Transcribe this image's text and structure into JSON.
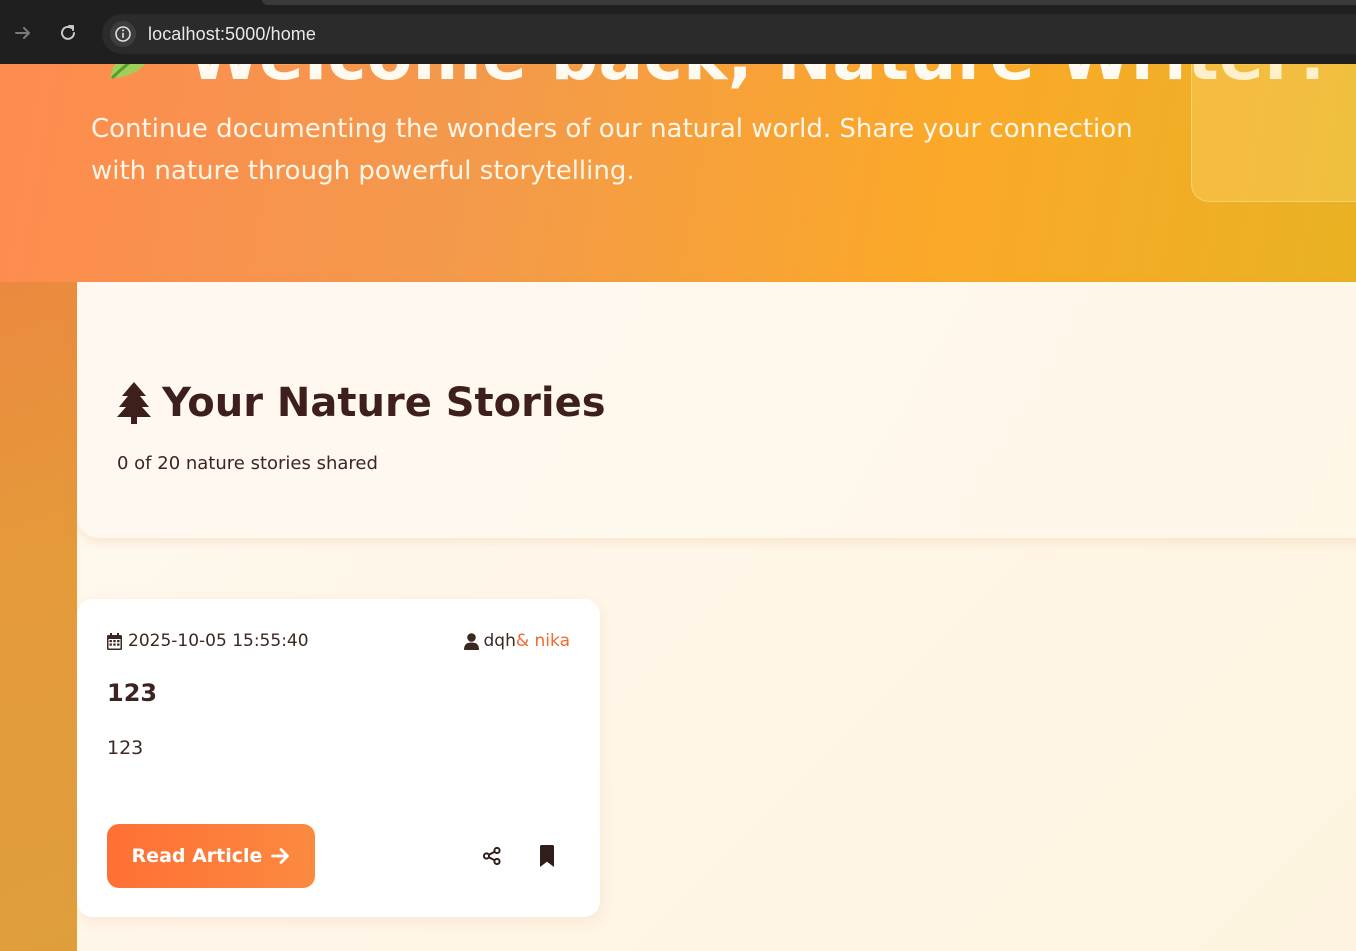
{
  "browser": {
    "url": "localhost:5000/home",
    "icons": {
      "forward": "arrow-right-icon",
      "reload": "reload-icon",
      "site_info": "info-icon"
    }
  },
  "hero": {
    "title": "Welcome back, Nature Writer!",
    "title_icon": "leaf-icon",
    "subtitle": "Continue documenting the wonders of our natural world. Share your connection with nature through powerful storytelling."
  },
  "stories": {
    "title": "Your Nature Stories",
    "title_icon": "tree-icon",
    "count_text": "0 of 20 nature stories shared"
  },
  "cards": [
    {
      "date": "2025-10-05 15:55:40",
      "author": "dqh",
      "coauthor": "& nika",
      "title": "123",
      "excerpt": "123",
      "read_label": "Read Article",
      "icons": [
        "calendar-icon",
        "user-icon",
        "arrow-right-icon",
        "share-icon",
        "bookmark-icon"
      ]
    }
  ],
  "colors": {
    "accent": "#ff6f35",
    "coauthor": "#f2682f",
    "heading": "#3d1f1c"
  }
}
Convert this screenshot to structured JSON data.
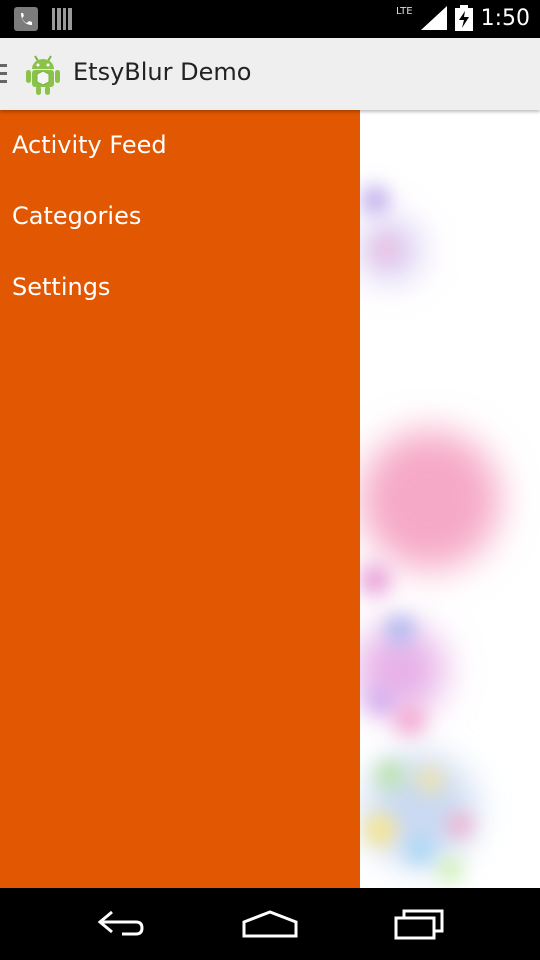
{
  "status_bar": {
    "time": "1:50",
    "network": "LTE",
    "icons": [
      "phone-ip-icon",
      "barcode-icon",
      "signal-icon",
      "battery-charging-icon"
    ]
  },
  "action_bar": {
    "title": "EtsyBlur Demo",
    "icons": [
      "drawer-indicator-icon",
      "android-app-icon"
    ]
  },
  "drawer": {
    "background": "#e25702",
    "items": [
      {
        "label": "Activity Feed"
      },
      {
        "label": "Categories"
      },
      {
        "label": "Settings"
      }
    ]
  },
  "navigation_bar": {
    "icons": [
      "back-icon",
      "home-icon",
      "recents-icon"
    ]
  },
  "colors": {
    "action_bar": "#efefef",
    "drawer": "#e25702",
    "system_bars": "#000000"
  }
}
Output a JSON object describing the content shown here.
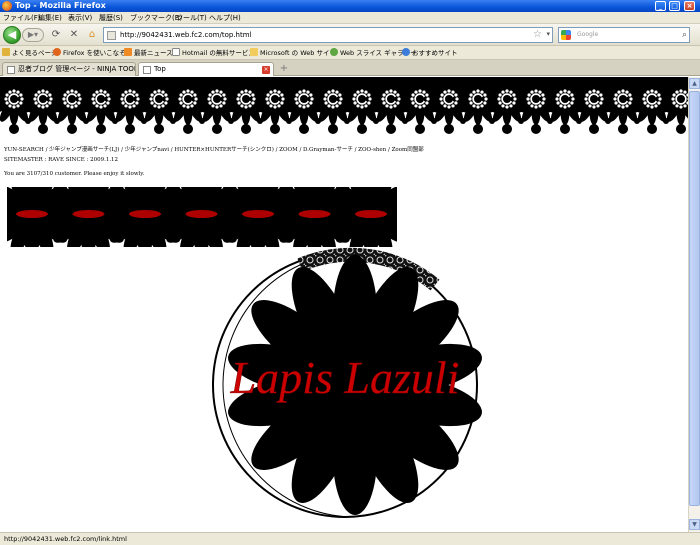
{
  "window": {
    "title": "Top - Mozilla Firefox",
    "minimize": "_",
    "maximize": "□",
    "close": "×"
  },
  "menu": [
    "ファイル(F)",
    "編集(E)",
    "表示(V)",
    "履歴(S)",
    "ブックマーク(B)",
    "ツール(T)",
    "ヘルプ(H)"
  ],
  "nav": {
    "url": "http://9042431.web.fc2.com/top.html",
    "search_placeholder": "Google"
  },
  "bookmarks": [
    {
      "label": "よく見るページ",
      "icon": "star-folder-icon",
      "color": "#e0b43a"
    },
    {
      "label": "Firefox を使いこなそう",
      "icon": "firefox-icon",
      "color": "#e0641c"
    },
    {
      "label": "最新ニュース",
      "icon": "rss-icon",
      "color": "#f08a24"
    },
    {
      "label": "Hotmail の無料サービス",
      "icon": "page-icon",
      "color": "#ffffff"
    },
    {
      "label": "Microsoft の Web サイト",
      "icon": "folder-icon",
      "color": "#f2cc5d"
    },
    {
      "label": "Web スライス ギャラリー",
      "icon": "globe-icon",
      "color": "#5da642"
    },
    {
      "label": "おすすめサイト",
      "icon": "ie-icon",
      "color": "#3b7dd8"
    }
  ],
  "tabs": [
    {
      "label": "忍者ブログ 管理ページ - NINJA TOOLS",
      "active": false
    },
    {
      "label": "Top",
      "active": true
    }
  ],
  "page": {
    "line1": "YUN-SEARCH / 少年ジャンプ漫画サーチ(LJ) / 少年ジャンプnavi / HUNTER×HUNTERサーチ(シンクロ) / ZOOM / D.Grayman-サーチ / ZOO-shen / Zoom同盟部",
    "line2": "SITEMASTER : RAVE SINCE : 2009.1.12",
    "line3": "You are 3107/310 customer. Please enjoy it slowly.",
    "logo_text": "Lapis Lazuli",
    "flower_count": 7,
    "accent_color": "#cc0000"
  },
  "status": {
    "text": "http://9042431.web.fc2.com/link.html"
  }
}
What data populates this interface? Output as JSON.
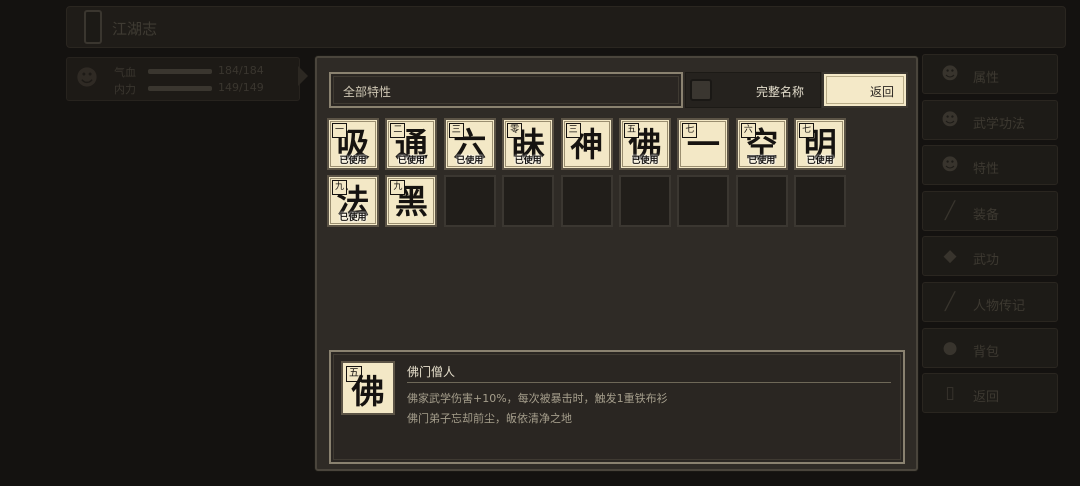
{
  "background": {
    "title": "江湖志",
    "character": {
      "stats": [
        {
          "label": "气血",
          "value": "184/184",
          "fill": 1.0
        },
        {
          "label": "内力",
          "value": "149/149",
          "fill": 1.0
        }
      ]
    },
    "side_menu": [
      {
        "label": "属性",
        "icon": "person-icon"
      },
      {
        "label": "武学功法",
        "icon": "scroll-icon"
      },
      {
        "label": "特性",
        "icon": "trait-icon"
      },
      {
        "label": "装备",
        "icon": "sword-icon"
      },
      {
        "label": "武功",
        "icon": "book-icon"
      },
      {
        "label": "人物传记",
        "icon": "sword-icon"
      },
      {
        "label": "背包",
        "icon": "bag-icon"
      },
      {
        "label": "返回",
        "icon": "door-icon"
      }
    ]
  },
  "panel": {
    "filter_label": "全部特性",
    "fullname_label": "完整名称",
    "fullname_checked": false,
    "back_label": "返回",
    "traits": [
      {
        "char": "吸",
        "grade": "一",
        "used": "已使用"
      },
      {
        "char": "通",
        "grade": "二",
        "used": "已使用"
      },
      {
        "char": "六",
        "grade": "三",
        "used": "已使用"
      },
      {
        "char": "眛",
        "grade": "零",
        "used": "已使用"
      },
      {
        "char": "神",
        "grade": "三",
        "used": ""
      },
      {
        "char": "佛",
        "grade": "五",
        "used": "已使用"
      },
      {
        "char": "一",
        "grade": "七",
        "used": ""
      },
      {
        "char": "空",
        "grade": "六",
        "used": "已使用"
      },
      {
        "char": "明",
        "grade": "七",
        "used": "已使用"
      },
      {
        "char": "法",
        "grade": "九",
        "used": "已使用"
      },
      {
        "char": "黑",
        "grade": "九",
        "used": ""
      }
    ],
    "empty_slots": 7,
    "detail": {
      "char": "佛",
      "grade": "五",
      "name": "佛门僧人",
      "line1": "佛家武学伤害+10%，每次被暴击时，触发1重铁布衫",
      "line2": "佛门弟子忘却前尘，皈依清净之地"
    }
  }
}
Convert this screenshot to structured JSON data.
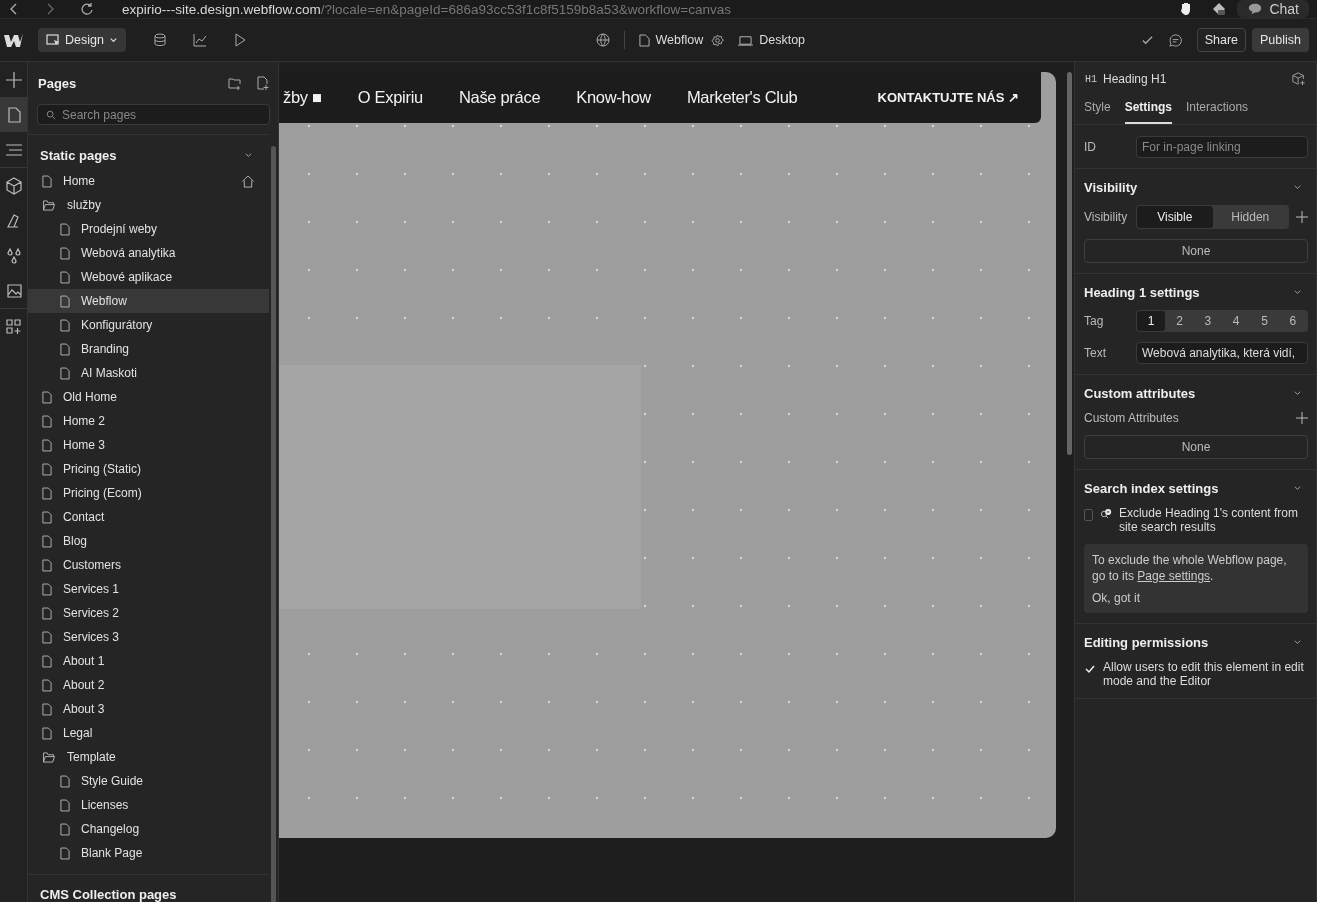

* [GIVEN EXERCISE]
Find every line that includes the string "drawer". Report how many there are and nothing else.

* [OUTPUT BELOW]
3